## [Short problem]
Take the material below and retype it in full; pictures are left out.

## [Given data]
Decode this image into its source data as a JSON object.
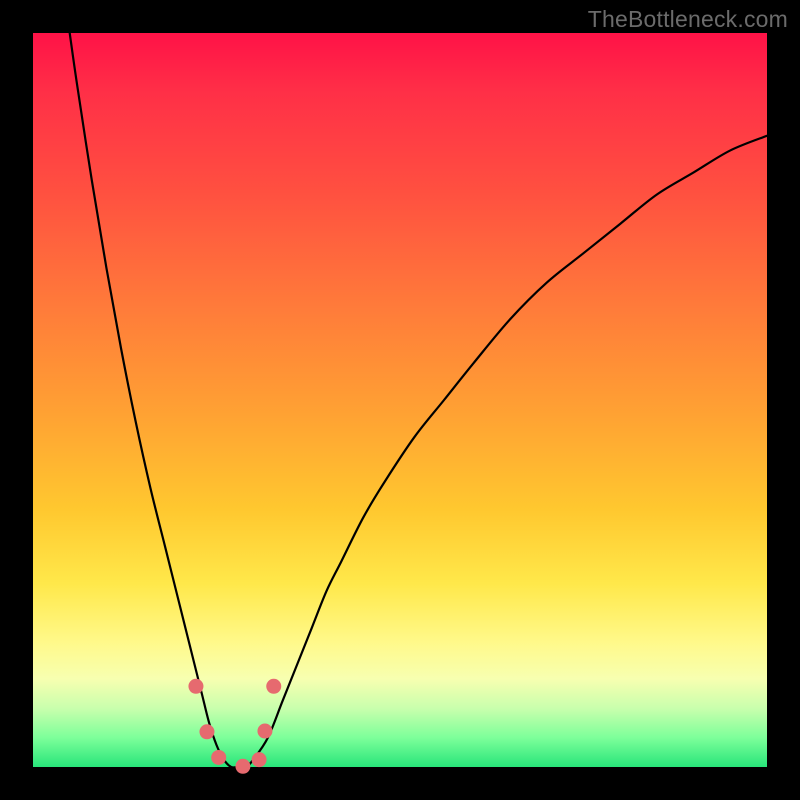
{
  "watermark": "TheBottleneck.com",
  "chart_data": {
    "type": "line",
    "title": "",
    "xlabel": "",
    "ylabel": "",
    "xlim": [
      0,
      100
    ],
    "ylim": [
      0,
      100
    ],
    "grid": false,
    "series": [
      {
        "name": "curve",
        "x": [
          5,
          6,
          8,
          10,
          12,
          14,
          16,
          18,
          20,
          21,
          22,
          23,
          24,
          25,
          26,
          27,
          28,
          29,
          30,
          32,
          34,
          36,
          38,
          40,
          42,
          45,
          48,
          52,
          56,
          60,
          65,
          70,
          75,
          80,
          85,
          90,
          95,
          100
        ],
        "y": [
          100,
          93,
          80,
          68,
          57,
          47,
          38,
          30,
          22,
          18,
          14,
          10,
          6,
          3,
          1,
          0,
          0,
          0,
          1,
          4,
          9,
          14,
          19,
          24,
          28,
          34,
          39,
          45,
          50,
          55,
          61,
          66,
          70,
          74,
          78,
          81,
          84,
          86
        ]
      }
    ],
    "markers": {
      "name": "highlight-dots",
      "color": "#e66a6f",
      "points": [
        {
          "x": 22.2,
          "y": 11.0
        },
        {
          "x": 23.7,
          "y": 4.8
        },
        {
          "x": 25.3,
          "y": 1.3
        },
        {
          "x": 28.6,
          "y": 0.1
        },
        {
          "x": 30.8,
          "y": 1.0
        },
        {
          "x": 31.6,
          "y": 4.9
        },
        {
          "x": 32.8,
          "y": 11.0
        }
      ]
    }
  }
}
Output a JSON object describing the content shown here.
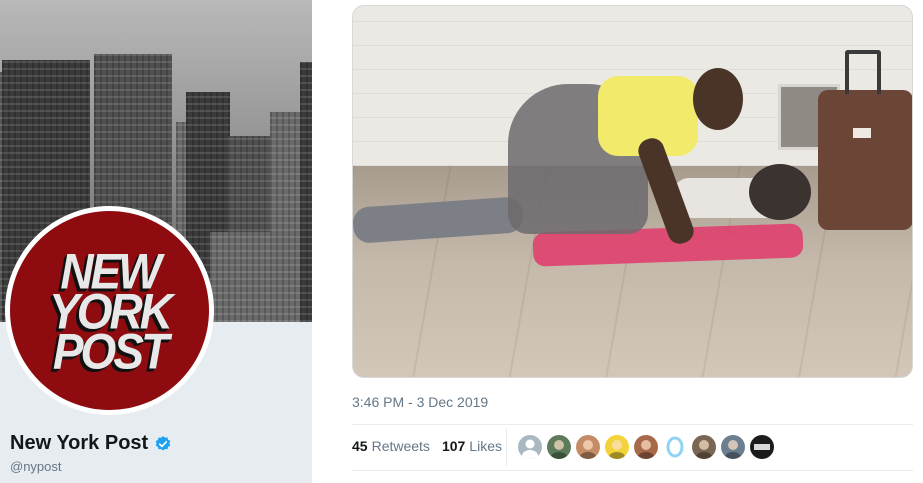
{
  "profile": {
    "name": "New York Post",
    "handle": "@nypost",
    "verified": true,
    "logo_lines": [
      "NEW",
      "YORK",
      "POST"
    ],
    "logo_color": "#8e0b10"
  },
  "tweet": {
    "timestamp": "3:46 PM - 3 Dec 2019",
    "retweets": {
      "count": "45",
      "label": "Retweets"
    },
    "likes": {
      "count": "107",
      "label": "Likes"
    },
    "liker_avatars": [
      {
        "icon": "default-avatar-icon",
        "color": "#aab8c2"
      },
      {
        "icon": "landscape-avatar-icon",
        "color": "#5d7a5a"
      },
      {
        "icon": "face-avatar-icon",
        "color": "#c48c66"
      },
      {
        "icon": "cartoon-avatar-icon",
        "color": "#f2d33b"
      },
      {
        "icon": "face-avatar-icon",
        "color": "#a8694a"
      },
      {
        "icon": "ring-avatar-icon",
        "color": "#8fd3f5"
      },
      {
        "icon": "face-avatar-icon",
        "color": "#7a6654"
      },
      {
        "icon": "person-avatar-icon",
        "color": "#6b7f90"
      },
      {
        "icon": "logo-avatar-icon",
        "color": "#1b1b1b"
      }
    ]
  },
  "colors": {
    "accent": "#1da1f2",
    "muted_text": "#657786",
    "panel": "#e6ecf0"
  }
}
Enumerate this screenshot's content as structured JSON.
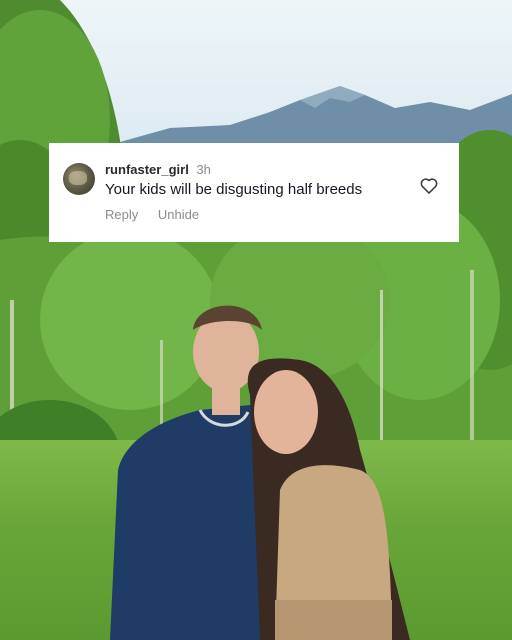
{
  "comment": {
    "username": "runfaster_girl",
    "time_ago": "3h",
    "text": "Your kids will be disgusting half breeds",
    "actions": {
      "reply": "Reply",
      "unhide": "Unhide"
    },
    "like_icon": "heart-outline-icon"
  }
}
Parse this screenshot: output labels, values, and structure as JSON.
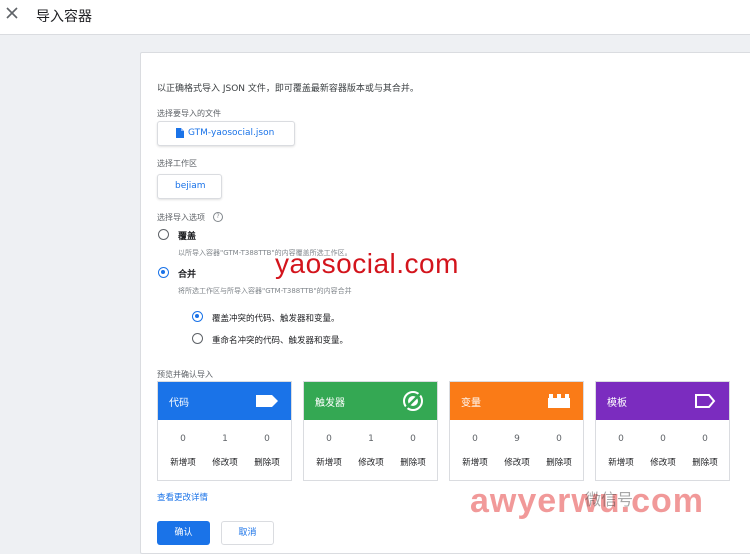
{
  "header": {
    "title": "导入容器",
    "close_icon": "close-icon"
  },
  "intro": "以正确格式导入 JSON 文件，即可覆盖最新容器版本或与其合并。",
  "file": {
    "label": "选择要导入的文件",
    "name": "GTM-yaosocial.json",
    "icon": "document-icon"
  },
  "workspace": {
    "label": "选择工作区",
    "name": "bejiam"
  },
  "import_options": {
    "label": "选择导入选项",
    "help_icon": "help-icon",
    "overwrite": {
      "title": "覆盖",
      "desc": "以所导入容器\"GTM-T388TTB\"的内容覆盖所选工作区。",
      "selected": false
    },
    "merge": {
      "title": "合并",
      "desc": "将所选工作区与所导入容器\"GTM-T388TTB\"的内容合并",
      "selected": true
    },
    "merge_options": [
      {
        "label": "覆盖冲突的代码、触发器和变量。",
        "selected": true
      },
      {
        "label": "重命名冲突的代码、触发器和变量。",
        "selected": false
      }
    ]
  },
  "preview": {
    "label": "预览并确认导入",
    "column_labels": [
      "新增项",
      "修改项",
      "删除项"
    ],
    "tiles": [
      {
        "name": "代码",
        "color": "#1a73e8",
        "icon": "tag-icon",
        "values": [
          "0",
          "1",
          "0"
        ]
      },
      {
        "name": "触发器",
        "color": "#34a853",
        "icon": "trigger-icon",
        "values": [
          "0",
          "1",
          "0"
        ]
      },
      {
        "name": "变量",
        "color": "#fa7b17",
        "icon": "variable-icon",
        "values": [
          "0",
          "9",
          "0"
        ]
      },
      {
        "name": "模板",
        "color": "#7b2cbf",
        "icon": "template-icon",
        "values": [
          "0",
          "0",
          "0"
        ]
      }
    ],
    "details_link": "查看更改详情"
  },
  "actions": {
    "confirm": "确认",
    "cancel": "取消"
  },
  "watermarks": {
    "site": "yaosocial.com",
    "brand": "awyerwu.com",
    "wechat": "微信号"
  }
}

## [Output for this task]
Decode this image into its source data as a JSON object.
{
  "watermark": "TheBottleneck.com",
  "chart_data": {
    "type": "line",
    "title": "",
    "xlabel": "",
    "ylabel": "",
    "xlim": [
      0,
      100
    ],
    "ylim": [
      0,
      100
    ],
    "grid": false,
    "series": [
      {
        "name": "curve",
        "x": [
          5,
          6,
          8,
          10,
          12,
          14,
          16,
          18,
          20,
          21,
          22,
          23,
          24,
          25,
          26,
          27,
          28,
          29,
          30,
          32,
          34,
          36,
          38,
          40,
          42,
          45,
          48,
          52,
          56,
          60,
          65,
          70,
          75,
          80,
          85,
          90,
          95,
          100
        ],
        "y": [
          100,
          93,
          80,
          68,
          57,
          47,
          38,
          30,
          22,
          18,
          14,
          10,
          6,
          3,
          1,
          0,
          0,
          0,
          1,
          4,
          9,
          14,
          19,
          24,
          28,
          34,
          39,
          45,
          50,
          55,
          61,
          66,
          70,
          74,
          78,
          81,
          84,
          86
        ]
      }
    ],
    "markers": {
      "name": "highlight-dots",
      "color": "#e66a6f",
      "points": [
        {
          "x": 22.2,
          "y": 11.0
        },
        {
          "x": 23.7,
          "y": 4.8
        },
        {
          "x": 25.3,
          "y": 1.3
        },
        {
          "x": 28.6,
          "y": 0.1
        },
        {
          "x": 30.8,
          "y": 1.0
        },
        {
          "x": 31.6,
          "y": 4.9
        },
        {
          "x": 32.8,
          "y": 11.0
        }
      ]
    }
  }
}
Output a JSON object describing the content shown here.
{
  "profile": {
    "name": "New York Post",
    "handle": "@nypost",
    "verified": true,
    "logo_lines": [
      "NEW",
      "YORK",
      "POST"
    ],
    "logo_color": "#8e0b10"
  },
  "tweet": {
    "timestamp": "3:46 PM - 3 Dec 2019",
    "retweets": {
      "count": "45",
      "label": "Retweets"
    },
    "likes": {
      "count": "107",
      "label": "Likes"
    },
    "liker_avatars": [
      {
        "icon": "default-avatar-icon",
        "color": "#aab8c2"
      },
      {
        "icon": "landscape-avatar-icon",
        "color": "#5d7a5a"
      },
      {
        "icon": "face-avatar-icon",
        "color": "#c48c66"
      },
      {
        "icon": "cartoon-avatar-icon",
        "color": "#f2d33b"
      },
      {
        "icon": "face-avatar-icon",
        "color": "#a8694a"
      },
      {
        "icon": "ring-avatar-icon",
        "color": "#8fd3f5"
      },
      {
        "icon": "face-avatar-icon",
        "color": "#7a6654"
      },
      {
        "icon": "person-avatar-icon",
        "color": "#6b7f90"
      },
      {
        "icon": "logo-avatar-icon",
        "color": "#1b1b1b"
      }
    ]
  },
  "colors": {
    "accent": "#1da1f2",
    "muted_text": "#657786",
    "panel": "#e6ecf0"
  }
}
Enumerate this screenshot's content as structured JSON.
{
  "comment": {
    "username": "runfaster_girl",
    "time_ago": "3h",
    "text": "Your kids will be disgusting half breeds",
    "actions": {
      "reply": "Reply",
      "unhide": "Unhide"
    },
    "like_icon": "heart-outline-icon"
  }
}
Parse this screenshot: output labels, values, and structure as JSON.
{
  "header": {
    "title": "导入容器",
    "close_icon": "close-icon"
  },
  "intro": "以正确格式导入 JSON 文件，即可覆盖最新容器版本或与其合并。",
  "file": {
    "label": "选择要导入的文件",
    "name": "GTM-yaosocial.json",
    "icon": "document-icon"
  },
  "workspace": {
    "label": "选择工作区",
    "name": "bejiam"
  },
  "import_options": {
    "label": "选择导入选项",
    "help_icon": "help-icon",
    "overwrite": {
      "title": "覆盖",
      "desc": "以所导入容器\"GTM-T388TTB\"的内容覆盖所选工作区。",
      "selected": false
    },
    "merge": {
      "title": "合并",
      "desc": "将所选工作区与所导入容器\"GTM-T388TTB\"的内容合并",
      "selected": true
    },
    "merge_options": [
      {
        "label": "覆盖冲突的代码、触发器和变量。",
        "selected": true
      },
      {
        "label": "重命名冲突的代码、触发器和变量。",
        "selected": false
      }
    ]
  },
  "preview": {
    "label": "预览并确认导入",
    "column_labels": [
      "新增项",
      "修改项",
      "删除项"
    ],
    "tiles": [
      {
        "name": "代码",
        "color": "#1a73e8",
        "icon": "tag-icon",
        "values": [
          "0",
          "1",
          "0"
        ]
      },
      {
        "name": "触发器",
        "color": "#34a853",
        "icon": "trigger-icon",
        "values": [
          "0",
          "1",
          "0"
        ]
      },
      {
        "name": "变量",
        "color": "#fa7b17",
        "icon": "variable-icon",
        "values": [
          "0",
          "9",
          "0"
        ]
      },
      {
        "name": "模板",
        "color": "#7b2cbf",
        "icon": "template-icon",
        "values": [
          "0",
          "0",
          "0"
        ]
      }
    ],
    "details_link": "查看更改详情"
  },
  "actions": {
    "confirm": "确认",
    "cancel": "取消"
  },
  "watermarks": {
    "site": "yaosocial.com",
    "brand": "awyerwu.com",
    "wechat": "微信号"
  }
}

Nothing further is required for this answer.